* _Supplied records_:
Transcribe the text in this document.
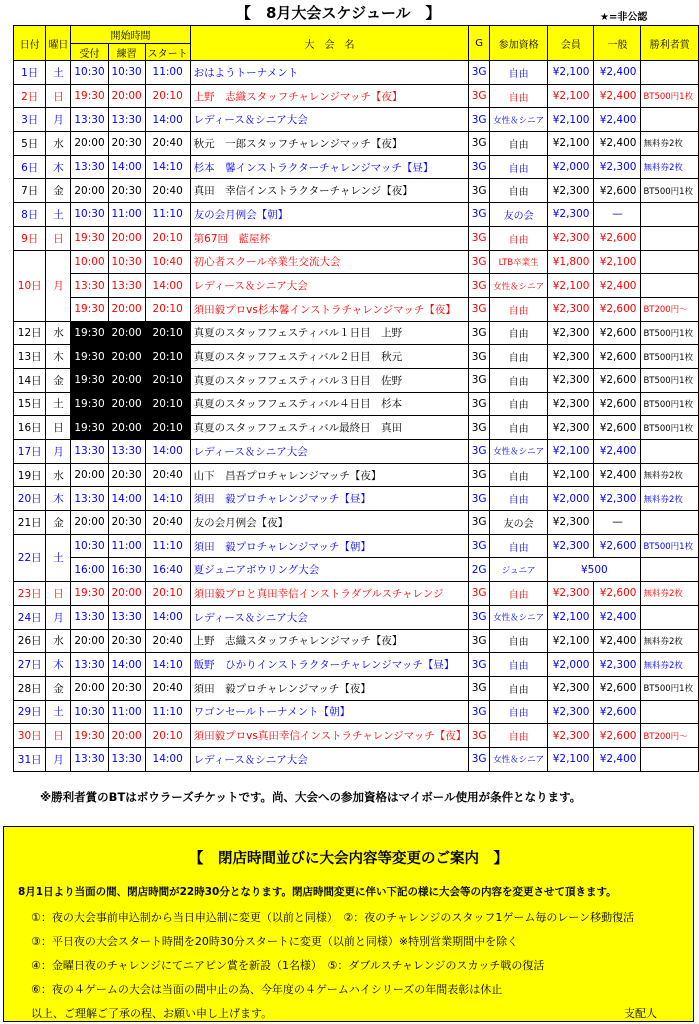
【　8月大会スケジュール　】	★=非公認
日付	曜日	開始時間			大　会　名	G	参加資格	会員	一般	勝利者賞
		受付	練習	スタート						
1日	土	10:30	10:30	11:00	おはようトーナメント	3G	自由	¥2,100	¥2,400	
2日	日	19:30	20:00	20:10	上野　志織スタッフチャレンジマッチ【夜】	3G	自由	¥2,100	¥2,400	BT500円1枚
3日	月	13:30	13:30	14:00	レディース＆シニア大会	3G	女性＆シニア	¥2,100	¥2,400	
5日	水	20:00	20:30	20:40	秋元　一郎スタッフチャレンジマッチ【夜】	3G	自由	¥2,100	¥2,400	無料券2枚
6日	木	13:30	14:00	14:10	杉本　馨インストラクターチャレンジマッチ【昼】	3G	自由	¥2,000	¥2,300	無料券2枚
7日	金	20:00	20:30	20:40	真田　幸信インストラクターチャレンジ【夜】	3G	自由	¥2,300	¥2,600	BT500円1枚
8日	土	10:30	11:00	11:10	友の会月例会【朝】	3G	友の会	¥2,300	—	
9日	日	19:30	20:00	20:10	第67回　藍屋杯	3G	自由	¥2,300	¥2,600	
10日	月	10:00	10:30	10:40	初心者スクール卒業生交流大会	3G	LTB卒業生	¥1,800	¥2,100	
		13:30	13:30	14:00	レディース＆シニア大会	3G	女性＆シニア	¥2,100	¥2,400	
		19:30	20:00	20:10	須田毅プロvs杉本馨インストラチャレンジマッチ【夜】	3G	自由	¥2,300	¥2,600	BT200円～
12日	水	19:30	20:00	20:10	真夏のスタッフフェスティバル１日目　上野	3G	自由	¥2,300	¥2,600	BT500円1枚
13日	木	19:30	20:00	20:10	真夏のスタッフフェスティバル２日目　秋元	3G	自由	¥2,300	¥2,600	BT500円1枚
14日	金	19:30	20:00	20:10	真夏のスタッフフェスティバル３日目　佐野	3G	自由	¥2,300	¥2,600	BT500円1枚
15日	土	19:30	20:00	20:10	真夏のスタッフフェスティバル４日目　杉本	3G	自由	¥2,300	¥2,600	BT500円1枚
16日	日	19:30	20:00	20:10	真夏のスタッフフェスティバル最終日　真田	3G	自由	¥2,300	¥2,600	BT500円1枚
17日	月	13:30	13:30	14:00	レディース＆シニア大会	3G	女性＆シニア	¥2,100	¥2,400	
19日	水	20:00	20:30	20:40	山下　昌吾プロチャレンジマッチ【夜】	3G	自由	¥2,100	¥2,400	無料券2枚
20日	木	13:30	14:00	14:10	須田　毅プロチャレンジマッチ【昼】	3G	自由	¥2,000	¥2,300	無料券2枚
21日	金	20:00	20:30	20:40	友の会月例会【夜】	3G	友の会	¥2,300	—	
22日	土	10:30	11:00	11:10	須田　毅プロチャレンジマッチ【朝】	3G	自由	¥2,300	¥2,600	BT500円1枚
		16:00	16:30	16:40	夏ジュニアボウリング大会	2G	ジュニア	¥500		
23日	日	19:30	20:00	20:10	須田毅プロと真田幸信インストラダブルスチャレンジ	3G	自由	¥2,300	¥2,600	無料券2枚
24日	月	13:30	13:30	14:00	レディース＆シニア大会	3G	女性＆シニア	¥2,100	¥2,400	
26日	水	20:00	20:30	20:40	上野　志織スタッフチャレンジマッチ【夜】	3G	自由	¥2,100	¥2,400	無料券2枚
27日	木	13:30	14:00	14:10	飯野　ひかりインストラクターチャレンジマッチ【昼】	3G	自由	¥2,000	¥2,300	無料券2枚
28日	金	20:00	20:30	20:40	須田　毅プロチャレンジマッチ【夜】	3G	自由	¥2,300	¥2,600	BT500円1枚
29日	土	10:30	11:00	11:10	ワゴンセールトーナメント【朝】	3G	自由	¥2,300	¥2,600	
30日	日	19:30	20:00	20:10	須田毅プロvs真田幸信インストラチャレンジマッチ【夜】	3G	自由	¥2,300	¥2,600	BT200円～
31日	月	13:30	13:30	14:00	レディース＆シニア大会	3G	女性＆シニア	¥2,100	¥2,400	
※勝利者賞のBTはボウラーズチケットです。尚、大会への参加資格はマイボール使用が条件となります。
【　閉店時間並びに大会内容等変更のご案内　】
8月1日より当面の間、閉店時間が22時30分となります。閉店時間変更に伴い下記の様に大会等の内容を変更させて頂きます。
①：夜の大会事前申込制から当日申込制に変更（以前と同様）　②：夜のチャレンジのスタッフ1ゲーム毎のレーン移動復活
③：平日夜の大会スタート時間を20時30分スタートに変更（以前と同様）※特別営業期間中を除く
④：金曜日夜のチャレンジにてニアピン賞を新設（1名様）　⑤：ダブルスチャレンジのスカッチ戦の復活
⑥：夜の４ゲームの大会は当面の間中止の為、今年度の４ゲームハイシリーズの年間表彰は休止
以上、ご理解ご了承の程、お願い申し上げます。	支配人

...

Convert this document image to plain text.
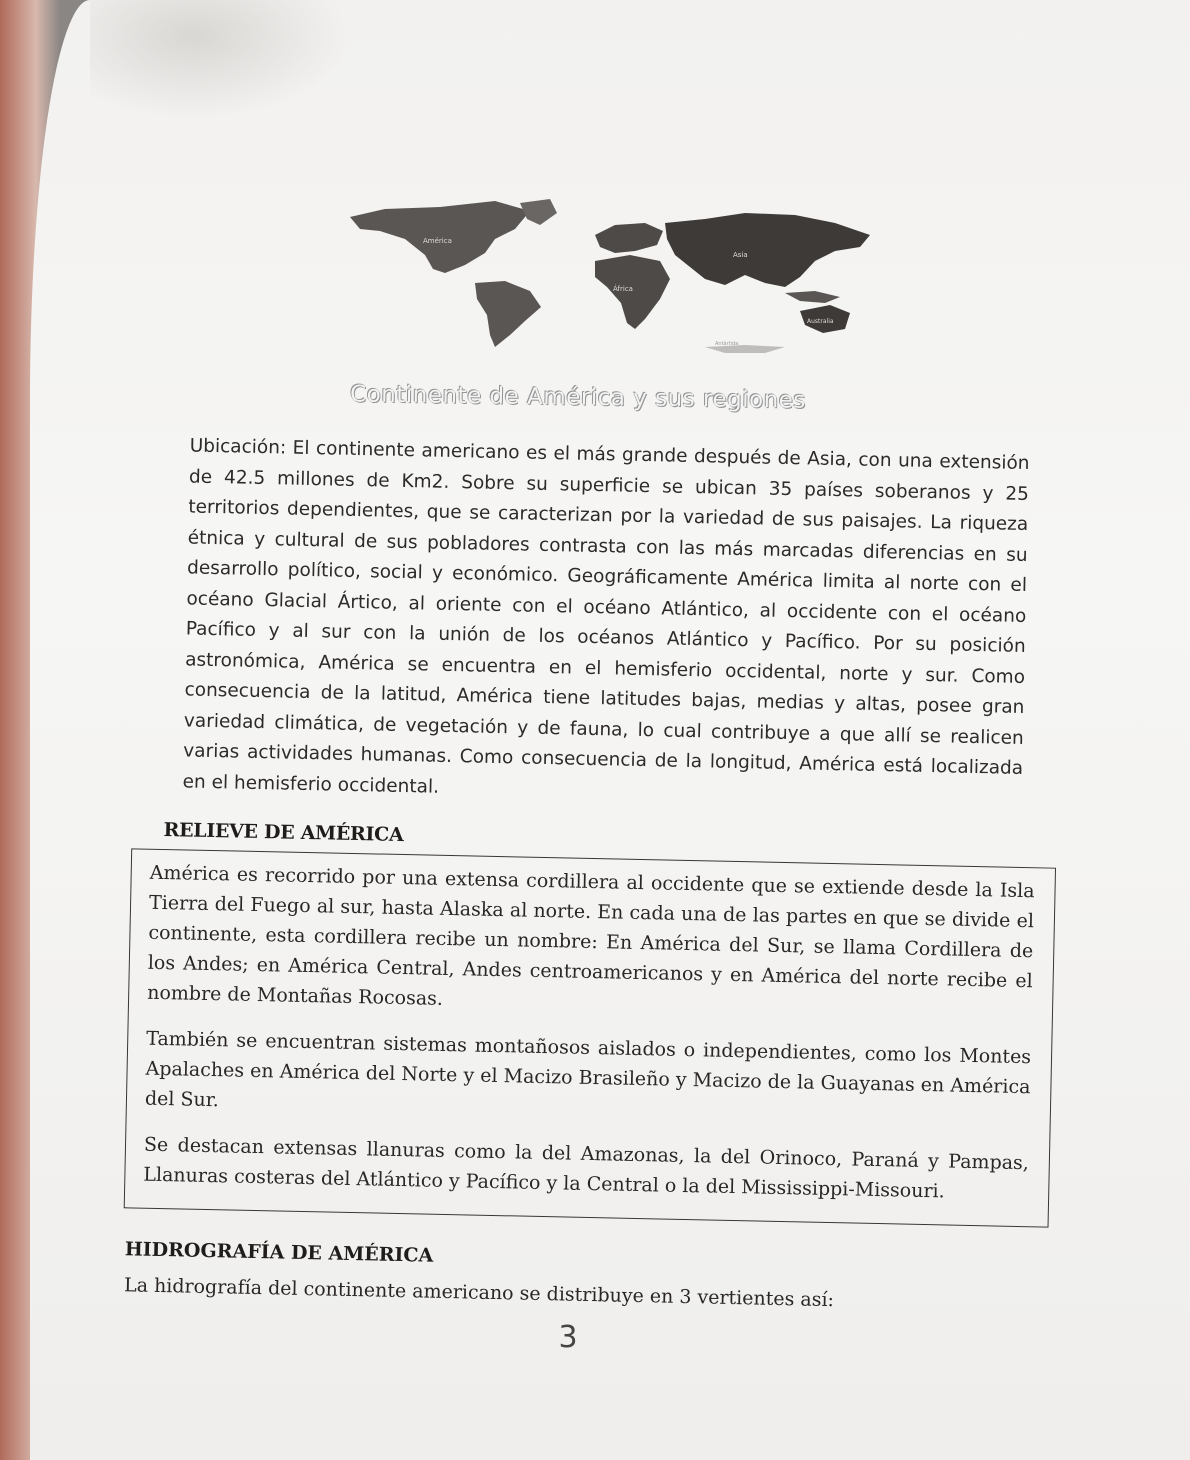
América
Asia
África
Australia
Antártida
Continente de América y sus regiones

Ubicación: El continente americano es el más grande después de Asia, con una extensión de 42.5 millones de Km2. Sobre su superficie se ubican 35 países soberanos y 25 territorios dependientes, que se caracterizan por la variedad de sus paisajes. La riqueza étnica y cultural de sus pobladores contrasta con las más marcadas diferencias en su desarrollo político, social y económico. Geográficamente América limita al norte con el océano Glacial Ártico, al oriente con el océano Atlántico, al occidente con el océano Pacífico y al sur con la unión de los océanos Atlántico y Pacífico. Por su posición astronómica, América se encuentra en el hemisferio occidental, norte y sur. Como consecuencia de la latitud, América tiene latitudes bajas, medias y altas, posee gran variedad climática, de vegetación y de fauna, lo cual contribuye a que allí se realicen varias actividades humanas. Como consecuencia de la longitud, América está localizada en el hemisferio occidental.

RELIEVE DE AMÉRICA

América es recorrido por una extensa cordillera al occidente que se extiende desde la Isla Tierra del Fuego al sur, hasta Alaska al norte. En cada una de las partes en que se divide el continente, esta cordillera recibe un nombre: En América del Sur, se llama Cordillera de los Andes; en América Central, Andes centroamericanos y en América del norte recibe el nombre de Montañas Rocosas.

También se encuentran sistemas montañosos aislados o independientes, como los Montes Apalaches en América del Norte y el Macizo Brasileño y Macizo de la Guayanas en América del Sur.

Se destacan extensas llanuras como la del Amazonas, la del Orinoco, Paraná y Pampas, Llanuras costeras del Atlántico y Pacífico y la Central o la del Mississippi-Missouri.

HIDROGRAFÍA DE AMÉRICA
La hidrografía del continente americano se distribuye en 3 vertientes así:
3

* _Task goal_:
Copy out each line in the preceding records that contains "毅プロチャレンジマッチ".

* _Answer to the task_:
20日	木	13:30	14:00	14:10	須田　毅プロチャレンジマッチ【昼】	3G	自由	¥2,000	¥2,300	無料券2枚
22日	土	10:30	11:00	11:10	須田　毅プロチャレンジマッチ【朝】	3G	自由	¥2,300	¥2,600	BT500円1枚
28日	金	20:00	20:30	20:40	須田　毅プロチャレンジマッチ【夜】	3G	自由	¥2,300	¥2,600	BT500円1枚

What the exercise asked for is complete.